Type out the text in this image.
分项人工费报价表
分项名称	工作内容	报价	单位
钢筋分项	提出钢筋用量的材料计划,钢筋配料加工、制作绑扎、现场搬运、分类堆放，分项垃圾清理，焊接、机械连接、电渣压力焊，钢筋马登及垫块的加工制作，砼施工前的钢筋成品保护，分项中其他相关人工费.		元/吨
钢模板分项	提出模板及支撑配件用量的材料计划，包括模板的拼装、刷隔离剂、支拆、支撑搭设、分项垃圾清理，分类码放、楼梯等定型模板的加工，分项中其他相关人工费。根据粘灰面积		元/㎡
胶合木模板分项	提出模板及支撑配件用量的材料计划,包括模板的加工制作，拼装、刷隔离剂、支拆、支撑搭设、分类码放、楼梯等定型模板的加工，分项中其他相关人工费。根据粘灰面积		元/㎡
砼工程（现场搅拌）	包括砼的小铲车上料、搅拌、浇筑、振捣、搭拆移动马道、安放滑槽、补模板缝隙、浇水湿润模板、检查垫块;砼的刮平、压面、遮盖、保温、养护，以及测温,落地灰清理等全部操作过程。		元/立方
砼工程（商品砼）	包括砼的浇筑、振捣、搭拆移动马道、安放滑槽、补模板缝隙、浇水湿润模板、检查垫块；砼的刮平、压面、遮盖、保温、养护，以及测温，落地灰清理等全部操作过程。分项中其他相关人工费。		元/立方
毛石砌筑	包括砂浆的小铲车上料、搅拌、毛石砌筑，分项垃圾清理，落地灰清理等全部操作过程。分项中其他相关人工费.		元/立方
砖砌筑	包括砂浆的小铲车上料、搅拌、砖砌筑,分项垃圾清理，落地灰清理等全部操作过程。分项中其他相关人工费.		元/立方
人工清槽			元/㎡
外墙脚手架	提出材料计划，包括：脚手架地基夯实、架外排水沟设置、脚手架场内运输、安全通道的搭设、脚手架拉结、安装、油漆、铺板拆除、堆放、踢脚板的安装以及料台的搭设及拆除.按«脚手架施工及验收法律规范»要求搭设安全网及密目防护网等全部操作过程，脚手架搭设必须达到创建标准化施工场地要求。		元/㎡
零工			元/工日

.....

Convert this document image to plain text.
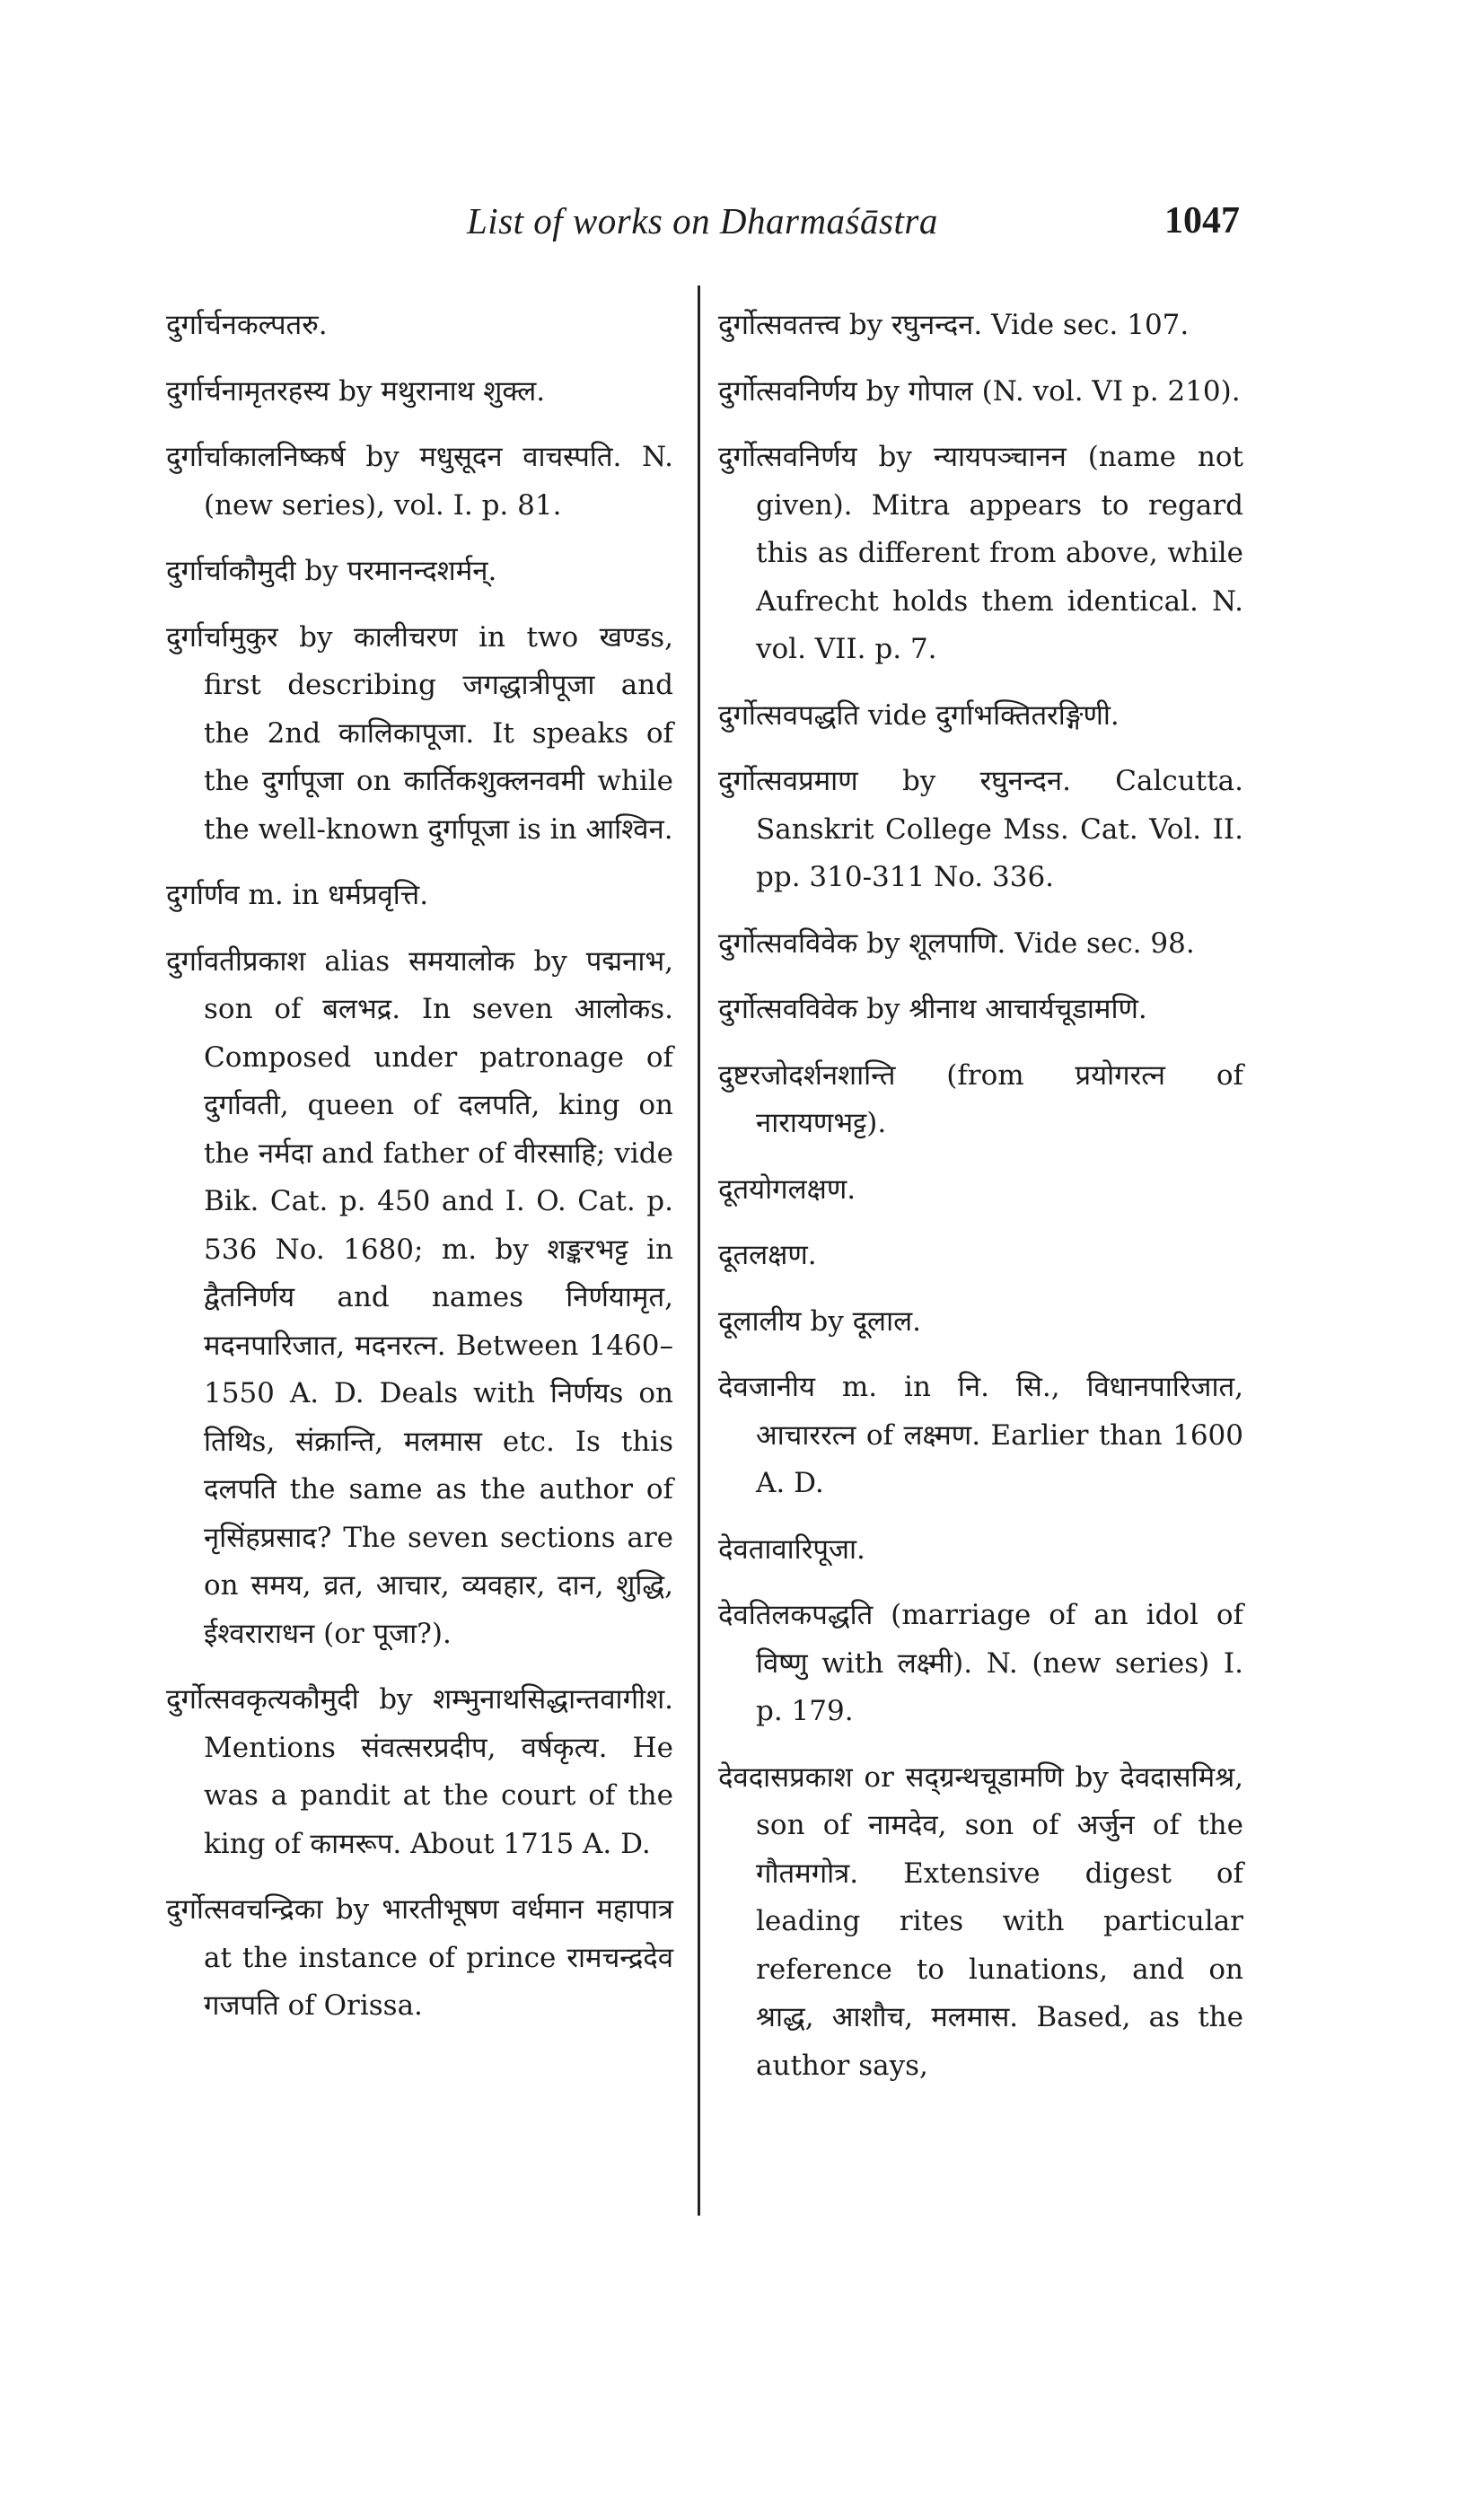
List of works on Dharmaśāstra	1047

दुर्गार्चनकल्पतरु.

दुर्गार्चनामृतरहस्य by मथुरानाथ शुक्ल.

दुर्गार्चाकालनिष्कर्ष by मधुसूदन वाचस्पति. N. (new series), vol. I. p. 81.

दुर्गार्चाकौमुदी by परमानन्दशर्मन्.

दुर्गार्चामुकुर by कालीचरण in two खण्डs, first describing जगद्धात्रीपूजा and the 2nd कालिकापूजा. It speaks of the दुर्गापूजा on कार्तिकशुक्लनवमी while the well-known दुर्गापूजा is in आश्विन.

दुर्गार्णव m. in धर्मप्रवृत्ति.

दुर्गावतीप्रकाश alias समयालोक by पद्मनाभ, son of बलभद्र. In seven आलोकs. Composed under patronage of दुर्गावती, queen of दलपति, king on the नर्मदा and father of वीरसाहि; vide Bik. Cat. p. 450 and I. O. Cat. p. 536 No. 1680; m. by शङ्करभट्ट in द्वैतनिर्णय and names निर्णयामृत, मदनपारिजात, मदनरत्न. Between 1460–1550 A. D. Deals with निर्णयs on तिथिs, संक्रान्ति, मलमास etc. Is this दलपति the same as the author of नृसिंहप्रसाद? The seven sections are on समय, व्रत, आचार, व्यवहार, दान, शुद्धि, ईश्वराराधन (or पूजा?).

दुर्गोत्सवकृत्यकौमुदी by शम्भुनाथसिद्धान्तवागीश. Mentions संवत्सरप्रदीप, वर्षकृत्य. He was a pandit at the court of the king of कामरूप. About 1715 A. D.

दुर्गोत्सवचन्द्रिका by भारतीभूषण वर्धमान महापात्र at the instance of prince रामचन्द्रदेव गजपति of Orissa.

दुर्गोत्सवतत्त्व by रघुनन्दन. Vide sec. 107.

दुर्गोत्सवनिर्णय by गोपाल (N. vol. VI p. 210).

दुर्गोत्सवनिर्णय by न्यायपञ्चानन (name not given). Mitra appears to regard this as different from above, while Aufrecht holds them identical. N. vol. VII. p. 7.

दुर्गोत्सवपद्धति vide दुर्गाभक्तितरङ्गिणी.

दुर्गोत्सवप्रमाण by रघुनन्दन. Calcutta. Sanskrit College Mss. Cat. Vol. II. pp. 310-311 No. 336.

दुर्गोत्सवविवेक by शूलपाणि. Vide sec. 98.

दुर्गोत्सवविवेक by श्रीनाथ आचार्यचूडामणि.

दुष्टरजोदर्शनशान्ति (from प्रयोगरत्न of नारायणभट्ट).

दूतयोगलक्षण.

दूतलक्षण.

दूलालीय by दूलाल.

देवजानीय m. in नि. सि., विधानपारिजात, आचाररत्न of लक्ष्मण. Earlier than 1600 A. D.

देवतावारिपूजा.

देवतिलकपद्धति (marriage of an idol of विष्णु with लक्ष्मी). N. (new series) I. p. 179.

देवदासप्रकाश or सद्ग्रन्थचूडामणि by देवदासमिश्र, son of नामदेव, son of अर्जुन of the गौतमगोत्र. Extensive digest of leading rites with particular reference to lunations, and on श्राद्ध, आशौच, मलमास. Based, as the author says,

.....

### [WHAT YOU ARE ASKED TO DO]
Among the lines above, how many contain the string "while"? State the number alone.

### [TASK RESPONSE]
2